(Figure dataset records)
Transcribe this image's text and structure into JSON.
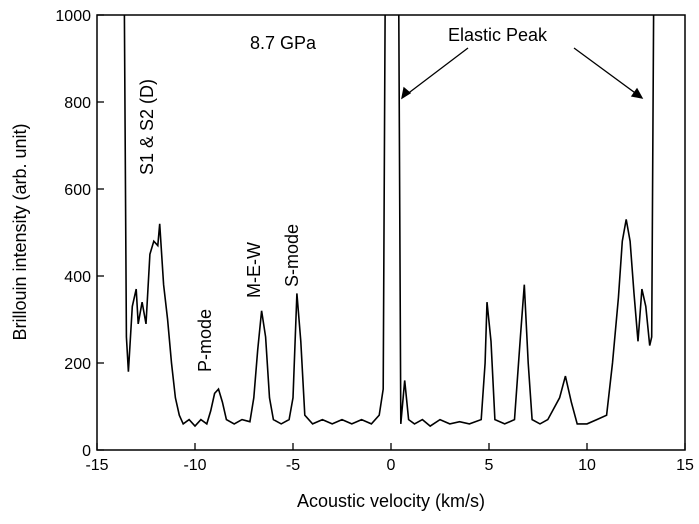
{
  "chart_data": {
    "type": "line",
    "xlabel": "Acoustic velocity (km/s)",
    "ylabel": "Brillouin intensity (arb. unit)",
    "annotations": [
      "8.7 GPa",
      "Elastic Peak",
      "S1 & S2 (D)",
      "P-mode",
      "M-E-W",
      "S-mode"
    ],
    "xlim": [
      -15,
      15
    ],
    "ylim": [
      0,
      1000
    ],
    "xticks": [
      -15,
      -10,
      -5,
      0,
      5,
      10,
      15
    ],
    "yticks": [
      0,
      200,
      400,
      600,
      800,
      1000
    ],
    "color": "#000000",
    "x": [
      -13.6,
      -13.5,
      -13.4,
      -13.2,
      -13.0,
      -12.9,
      -12.7,
      -12.5,
      -12.3,
      -12.1,
      -11.9,
      -11.8,
      -11.6,
      -11.4,
      -11.2,
      -11.0,
      -10.8,
      -10.6,
      -10.3,
      -10.0,
      -9.7,
      -9.4,
      -9.2,
      -9.0,
      -8.8,
      -8.6,
      -8.4,
      -8.0,
      -7.6,
      -7.2,
      -7.0,
      -6.8,
      -6.6,
      -6.4,
      -6.2,
      -6.0,
      -5.6,
      -5.2,
      -5.0,
      -4.8,
      -4.6,
      -4.4,
      -4.0,
      -3.5,
      -3.0,
      -2.5,
      -2.0,
      -1.5,
      -1.0,
      -0.6,
      -0.4,
      -0.3,
      0,
      0.4,
      0.5,
      0.7,
      0.9,
      1.2,
      1.6,
      2.0,
      2.5,
      3.0,
      3.5,
      4.0,
      4.6,
      4.8,
      4.9,
      5.1,
      5.3,
      5.8,
      6.3,
      6.6,
      6.8,
      7.0,
      7.2,
      7.6,
      8.0,
      8.6,
      8.9,
      9.2,
      9.5,
      10.0,
      10.5,
      11.0,
      11.3,
      11.6,
      11.8,
      12.0,
      12.2,
      12.4,
      12.6,
      12.8,
      13.0,
      13.2,
      13.3,
      13.4
    ],
    "values": [
      1000,
      260,
      180,
      330,
      370,
      290,
      340,
      290,
      450,
      480,
      470,
      520,
      380,
      300,
      200,
      120,
      80,
      60,
      70,
      55,
      70,
      60,
      90,
      130,
      140,
      110,
      70,
      60,
      70,
      65,
      120,
      230,
      320,
      260,
      120,
      70,
      60,
      70,
      120,
      360,
      250,
      80,
      60,
      70,
      60,
      70,
      60,
      70,
      60,
      80,
      140,
      1000,
      null,
      1000,
      60,
      160,
      70,
      60,
      70,
      55,
      70,
      60,
      65,
      60,
      70,
      200,
      340,
      250,
      70,
      60,
      70,
      260,
      380,
      200,
      70,
      60,
      70,
      120,
      170,
      110,
      60,
      60,
      70,
      80,
      200,
      350,
      480,
      530,
      480,
      360,
      250,
      370,
      330,
      240,
      260,
      1000
    ]
  }
}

§ Task
Transcribe all entries above exactly. Drop the pictures.

§ Answer
Transcribe this image's text and structure into JSON.
{
  "chart_data": {
    "type": "line",
    "xlabel": "Acoustic velocity (km/s)",
    "ylabel": "Brillouin intensity (arb. unit)",
    "annotations": [
      "8.7 GPa",
      "Elastic Peak",
      "S1 & S2 (D)",
      "P-mode",
      "M-E-W",
      "S-mode"
    ],
    "xlim": [
      -15,
      15
    ],
    "ylim": [
      0,
      1000
    ],
    "xticks": [
      -15,
      -10,
      -5,
      0,
      5,
      10,
      15
    ],
    "yticks": [
      0,
      200,
      400,
      600,
      800,
      1000
    ],
    "color": "#000000",
    "x": [
      -13.6,
      -13.5,
      -13.4,
      -13.2,
      -13.0,
      -12.9,
      -12.7,
      -12.5,
      -12.3,
      -12.1,
      -11.9,
      -11.8,
      -11.6,
      -11.4,
      -11.2,
      -11.0,
      -10.8,
      -10.6,
      -10.3,
      -10.0,
      -9.7,
      -9.4,
      -9.2,
      -9.0,
      -8.8,
      -8.6,
      -8.4,
      -8.0,
      -7.6,
      -7.2,
      -7.0,
      -6.8,
      -6.6,
      -6.4,
      -6.2,
      -6.0,
      -5.6,
      -5.2,
      -5.0,
      -4.8,
      -4.6,
      -4.4,
      -4.0,
      -3.5,
      -3.0,
      -2.5,
      -2.0,
      -1.5,
      -1.0,
      -0.6,
      -0.4,
      -0.3,
      0,
      0.4,
      0.5,
      0.7,
      0.9,
      1.2,
      1.6,
      2.0,
      2.5,
      3.0,
      3.5,
      4.0,
      4.6,
      4.8,
      4.9,
      5.1,
      5.3,
      5.8,
      6.3,
      6.6,
      6.8,
      7.0,
      7.2,
      7.6,
      8.0,
      8.6,
      8.9,
      9.2,
      9.5,
      10.0,
      10.5,
      11.0,
      11.3,
      11.6,
      11.8,
      12.0,
      12.2,
      12.4,
      12.6,
      12.8,
      13.0,
      13.2,
      13.3,
      13.4
    ],
    "values": [
      1000,
      260,
      180,
      330,
      370,
      290,
      340,
      290,
      450,
      480,
      470,
      520,
      380,
      300,
      200,
      120,
      80,
      60,
      70,
      55,
      70,
      60,
      90,
      130,
      140,
      110,
      70,
      60,
      70,
      65,
      120,
      230,
      320,
      260,
      120,
      70,
      60,
      70,
      120,
      360,
      250,
      80,
      60,
      70,
      60,
      70,
      60,
      70,
      60,
      80,
      140,
      1000,
      null,
      1000,
      60,
      160,
      70,
      60,
      70,
      55,
      70,
      60,
      65,
      60,
      70,
      200,
      340,
      250,
      70,
      60,
      70,
      260,
      380,
      200,
      70,
      60,
      70,
      120,
      170,
      110,
      60,
      60,
      70,
      80,
      200,
      350,
      480,
      530,
      480,
      360,
      250,
      370,
      330,
      240,
      260,
      1000
    ]
  }
}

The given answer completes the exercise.